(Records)
........

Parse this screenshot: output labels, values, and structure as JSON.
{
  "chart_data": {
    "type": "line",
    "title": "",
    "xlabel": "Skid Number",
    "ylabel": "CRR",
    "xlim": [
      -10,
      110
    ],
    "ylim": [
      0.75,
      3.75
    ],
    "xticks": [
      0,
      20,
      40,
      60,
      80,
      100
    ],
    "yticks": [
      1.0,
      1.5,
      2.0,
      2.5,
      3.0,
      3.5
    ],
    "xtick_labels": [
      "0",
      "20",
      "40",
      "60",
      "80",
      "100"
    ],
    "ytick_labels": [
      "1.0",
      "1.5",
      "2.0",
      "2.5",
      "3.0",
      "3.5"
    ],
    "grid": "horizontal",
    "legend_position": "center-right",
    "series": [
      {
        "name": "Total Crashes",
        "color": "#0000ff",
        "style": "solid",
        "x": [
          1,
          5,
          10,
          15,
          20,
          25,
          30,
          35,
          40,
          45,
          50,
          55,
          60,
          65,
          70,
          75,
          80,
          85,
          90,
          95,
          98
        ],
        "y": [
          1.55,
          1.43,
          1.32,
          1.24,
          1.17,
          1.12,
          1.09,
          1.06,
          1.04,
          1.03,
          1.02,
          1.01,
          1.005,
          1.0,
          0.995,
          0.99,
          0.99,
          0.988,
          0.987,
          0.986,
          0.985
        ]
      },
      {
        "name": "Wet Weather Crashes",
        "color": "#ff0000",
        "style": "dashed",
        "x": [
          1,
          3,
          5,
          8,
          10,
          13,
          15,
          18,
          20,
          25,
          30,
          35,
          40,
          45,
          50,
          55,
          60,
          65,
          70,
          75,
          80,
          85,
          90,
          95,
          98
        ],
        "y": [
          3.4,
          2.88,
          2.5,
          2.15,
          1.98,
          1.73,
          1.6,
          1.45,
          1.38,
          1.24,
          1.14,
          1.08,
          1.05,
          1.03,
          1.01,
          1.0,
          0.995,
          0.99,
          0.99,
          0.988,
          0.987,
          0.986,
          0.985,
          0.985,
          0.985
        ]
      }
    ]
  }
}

........

Exercise objective:
Please output the entire listing exactly as it stands.

Response below:
Parse this screenshot: output labels, values, and structure as JSON.
{
  "chart_data": {
    "type": "line",
    "title": "",
    "xlabel": "Skid Number",
    "ylabel": "CRR",
    "xlim": [
      -10,
      110
    ],
    "ylim": [
      0.75,
      3.75
    ],
    "xticks": [
      0,
      20,
      40,
      60,
      80,
      100
    ],
    "yticks": [
      1.0,
      1.5,
      2.0,
      2.5,
      3.0,
      3.5
    ],
    "xtick_labels": [
      "0",
      "20",
      "40",
      "60",
      "80",
      "100"
    ],
    "ytick_labels": [
      "1.0",
      "1.5",
      "2.0",
      "2.5",
      "3.0",
      "3.5"
    ],
    "grid": "horizontal",
    "legend_position": "center-right",
    "series": [
      {
        "name": "Total Crashes",
        "color": "#0000ff",
        "style": "solid",
        "x": [
          1,
          5,
          10,
          15,
          20,
          25,
          30,
          35,
          40,
          45,
          50,
          55,
          60,
          65,
          70,
          75,
          80,
          85,
          90,
          95,
          98
        ],
        "y": [
          1.55,
          1.43,
          1.32,
          1.24,
          1.17,
          1.12,
          1.09,
          1.06,
          1.04,
          1.03,
          1.02,
          1.01,
          1.005,
          1.0,
          0.995,
          0.99,
          0.99,
          0.988,
          0.987,
          0.986,
          0.985
        ]
      },
      {
        "name": "Wet Weather Crashes",
        "color": "#ff0000",
        "style": "dashed",
        "x": [
          1,
          3,
          5,
          8,
          10,
          13,
          15,
          18,
          20,
          25,
          30,
          35,
          40,
          45,
          50,
          55,
          60,
          65,
          70,
          75,
          80,
          85,
          90,
          95,
          98
        ],
        "y": [
          3.4,
          2.88,
          2.5,
          2.15,
          1.98,
          1.73,
          1.6,
          1.45,
          1.38,
          1.24,
          1.14,
          1.08,
          1.05,
          1.03,
          1.01,
          1.0,
          0.995,
          0.99,
          0.99,
          0.988,
          0.987,
          0.986,
          0.985,
          0.985,
          0.985
        ]
      }
    ]
  }
}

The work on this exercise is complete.